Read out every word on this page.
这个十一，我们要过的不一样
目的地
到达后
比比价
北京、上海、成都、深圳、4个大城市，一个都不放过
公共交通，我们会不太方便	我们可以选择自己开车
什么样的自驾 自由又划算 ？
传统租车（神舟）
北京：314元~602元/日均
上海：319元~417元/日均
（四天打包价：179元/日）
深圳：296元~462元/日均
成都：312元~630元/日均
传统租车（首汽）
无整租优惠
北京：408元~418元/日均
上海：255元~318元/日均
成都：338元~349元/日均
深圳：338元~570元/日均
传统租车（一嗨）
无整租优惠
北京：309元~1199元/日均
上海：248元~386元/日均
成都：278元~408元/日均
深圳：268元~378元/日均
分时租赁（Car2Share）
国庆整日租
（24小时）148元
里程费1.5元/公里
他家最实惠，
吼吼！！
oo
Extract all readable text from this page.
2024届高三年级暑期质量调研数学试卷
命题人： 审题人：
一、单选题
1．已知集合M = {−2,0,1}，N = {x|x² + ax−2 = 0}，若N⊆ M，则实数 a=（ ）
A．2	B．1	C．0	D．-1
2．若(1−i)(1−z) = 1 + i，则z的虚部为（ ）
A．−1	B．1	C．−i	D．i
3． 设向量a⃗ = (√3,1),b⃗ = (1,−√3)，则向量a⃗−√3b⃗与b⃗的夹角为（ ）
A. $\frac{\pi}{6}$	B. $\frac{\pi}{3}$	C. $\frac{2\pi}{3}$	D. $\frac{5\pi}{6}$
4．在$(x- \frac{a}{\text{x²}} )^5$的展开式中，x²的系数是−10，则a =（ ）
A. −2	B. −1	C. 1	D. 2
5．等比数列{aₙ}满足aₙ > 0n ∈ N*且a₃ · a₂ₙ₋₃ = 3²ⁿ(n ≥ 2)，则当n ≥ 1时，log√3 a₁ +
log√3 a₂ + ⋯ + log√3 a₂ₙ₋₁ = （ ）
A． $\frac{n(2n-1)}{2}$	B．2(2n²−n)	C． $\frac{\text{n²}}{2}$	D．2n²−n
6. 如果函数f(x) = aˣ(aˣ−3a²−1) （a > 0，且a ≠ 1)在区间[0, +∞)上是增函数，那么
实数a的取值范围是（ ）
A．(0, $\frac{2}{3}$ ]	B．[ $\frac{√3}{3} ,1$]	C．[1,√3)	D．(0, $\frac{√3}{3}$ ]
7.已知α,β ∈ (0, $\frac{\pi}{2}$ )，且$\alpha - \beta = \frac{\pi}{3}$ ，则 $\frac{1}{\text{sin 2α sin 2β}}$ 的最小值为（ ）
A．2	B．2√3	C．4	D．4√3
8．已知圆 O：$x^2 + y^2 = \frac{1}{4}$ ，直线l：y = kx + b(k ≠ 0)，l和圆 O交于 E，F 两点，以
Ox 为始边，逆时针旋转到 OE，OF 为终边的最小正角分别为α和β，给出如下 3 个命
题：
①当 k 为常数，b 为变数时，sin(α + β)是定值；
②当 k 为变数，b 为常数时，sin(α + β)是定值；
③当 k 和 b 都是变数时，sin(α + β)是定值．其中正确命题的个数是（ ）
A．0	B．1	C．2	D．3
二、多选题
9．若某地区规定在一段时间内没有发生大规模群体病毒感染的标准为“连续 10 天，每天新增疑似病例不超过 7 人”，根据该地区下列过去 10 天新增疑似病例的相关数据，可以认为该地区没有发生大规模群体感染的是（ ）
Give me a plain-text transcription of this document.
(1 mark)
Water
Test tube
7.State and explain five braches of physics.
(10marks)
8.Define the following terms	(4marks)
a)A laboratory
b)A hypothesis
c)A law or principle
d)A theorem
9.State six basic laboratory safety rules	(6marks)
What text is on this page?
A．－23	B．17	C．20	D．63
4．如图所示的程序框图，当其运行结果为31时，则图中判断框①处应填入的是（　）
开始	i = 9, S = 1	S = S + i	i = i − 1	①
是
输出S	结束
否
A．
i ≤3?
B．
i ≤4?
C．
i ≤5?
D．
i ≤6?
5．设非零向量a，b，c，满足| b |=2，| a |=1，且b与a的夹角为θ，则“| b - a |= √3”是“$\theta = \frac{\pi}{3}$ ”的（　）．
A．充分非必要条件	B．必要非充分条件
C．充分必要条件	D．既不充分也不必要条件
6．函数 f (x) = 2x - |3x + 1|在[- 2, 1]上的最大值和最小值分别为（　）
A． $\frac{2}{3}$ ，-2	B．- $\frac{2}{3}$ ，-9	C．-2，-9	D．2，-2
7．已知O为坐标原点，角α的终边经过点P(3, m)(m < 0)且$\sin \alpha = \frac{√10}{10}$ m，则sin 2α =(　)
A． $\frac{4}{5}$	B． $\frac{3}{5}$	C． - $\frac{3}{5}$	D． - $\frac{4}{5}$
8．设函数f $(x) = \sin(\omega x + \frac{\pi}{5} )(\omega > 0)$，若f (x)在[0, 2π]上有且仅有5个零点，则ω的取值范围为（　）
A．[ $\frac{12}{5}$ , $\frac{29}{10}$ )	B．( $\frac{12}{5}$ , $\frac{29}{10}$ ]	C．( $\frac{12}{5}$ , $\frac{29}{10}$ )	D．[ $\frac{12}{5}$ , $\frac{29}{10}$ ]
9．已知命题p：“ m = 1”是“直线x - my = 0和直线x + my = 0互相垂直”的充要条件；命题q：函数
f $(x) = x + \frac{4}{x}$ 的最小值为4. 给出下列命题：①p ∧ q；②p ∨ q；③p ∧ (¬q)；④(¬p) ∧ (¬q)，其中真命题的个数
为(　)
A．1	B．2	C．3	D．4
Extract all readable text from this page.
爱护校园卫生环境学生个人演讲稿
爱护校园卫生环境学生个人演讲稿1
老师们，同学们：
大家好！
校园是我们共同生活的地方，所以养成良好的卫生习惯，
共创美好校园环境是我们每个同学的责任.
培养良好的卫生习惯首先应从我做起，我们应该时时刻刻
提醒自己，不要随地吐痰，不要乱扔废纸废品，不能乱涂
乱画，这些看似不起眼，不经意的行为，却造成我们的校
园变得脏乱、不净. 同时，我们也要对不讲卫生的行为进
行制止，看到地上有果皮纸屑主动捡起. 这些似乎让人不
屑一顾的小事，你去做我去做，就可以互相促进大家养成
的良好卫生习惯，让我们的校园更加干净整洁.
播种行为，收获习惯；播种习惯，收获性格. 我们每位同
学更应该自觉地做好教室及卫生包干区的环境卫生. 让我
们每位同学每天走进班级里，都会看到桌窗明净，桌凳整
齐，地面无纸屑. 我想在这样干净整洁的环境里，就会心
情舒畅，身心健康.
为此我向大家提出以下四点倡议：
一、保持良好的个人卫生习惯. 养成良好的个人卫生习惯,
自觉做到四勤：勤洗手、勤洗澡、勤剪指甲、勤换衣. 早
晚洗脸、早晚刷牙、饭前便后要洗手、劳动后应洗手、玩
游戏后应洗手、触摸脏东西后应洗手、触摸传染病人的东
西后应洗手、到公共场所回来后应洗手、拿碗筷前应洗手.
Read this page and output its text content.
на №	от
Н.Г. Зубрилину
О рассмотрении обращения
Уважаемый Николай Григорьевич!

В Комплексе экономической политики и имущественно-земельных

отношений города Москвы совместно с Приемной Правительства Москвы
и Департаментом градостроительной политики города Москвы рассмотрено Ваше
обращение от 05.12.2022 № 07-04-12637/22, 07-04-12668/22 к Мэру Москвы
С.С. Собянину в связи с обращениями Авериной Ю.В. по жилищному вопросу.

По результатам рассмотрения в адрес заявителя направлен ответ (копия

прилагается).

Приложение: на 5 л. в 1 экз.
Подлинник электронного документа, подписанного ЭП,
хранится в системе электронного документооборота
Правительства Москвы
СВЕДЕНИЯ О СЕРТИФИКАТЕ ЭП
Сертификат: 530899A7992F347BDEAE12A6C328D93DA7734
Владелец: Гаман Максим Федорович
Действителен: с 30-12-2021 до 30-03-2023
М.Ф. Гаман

Stated exercise – Reproduce exactly the line containing "Read this page and output its text content." and every line after it through the end of the records above, and nothing else.

Result below –
Read this page and output its text content.
на №	от
Н.Г. Зубрилину
О рассмотрении обращения
Уважаемый Николай Григорьевич!

В Комплексе экономической политики и имущественно-земельных

отношений города Москвы совместно с Приемной Правительства Москвы
и Департаментом градостроительной политики города Москвы рассмотрено Ваше
обращение от 05.12.2022 № 07-04-12637/22, 07-04-12668/22 к Мэру Москвы
С.С. Собянину в связи с обращениями Авериной Ю.В. по жилищному вопросу.

По результатам рассмотрения в адрес заявителя направлен ответ (копия

прилагается).

Приложение: на 5 л. в 1 экз.
Подлинник электронного документа, подписанного ЭП,
хранится в системе электронного документооборота
Правительства Москвы
СВЕДЕНИЯ О СЕРТИФИКАТЕ ЭП
Сертификат: 530899A7992F347BDEAE12A6C328D93DA7734
Владелец: Гаман Максим Федорович
Действителен: с 30-12-2021 до 30-03-2023
М.Ф. Гаман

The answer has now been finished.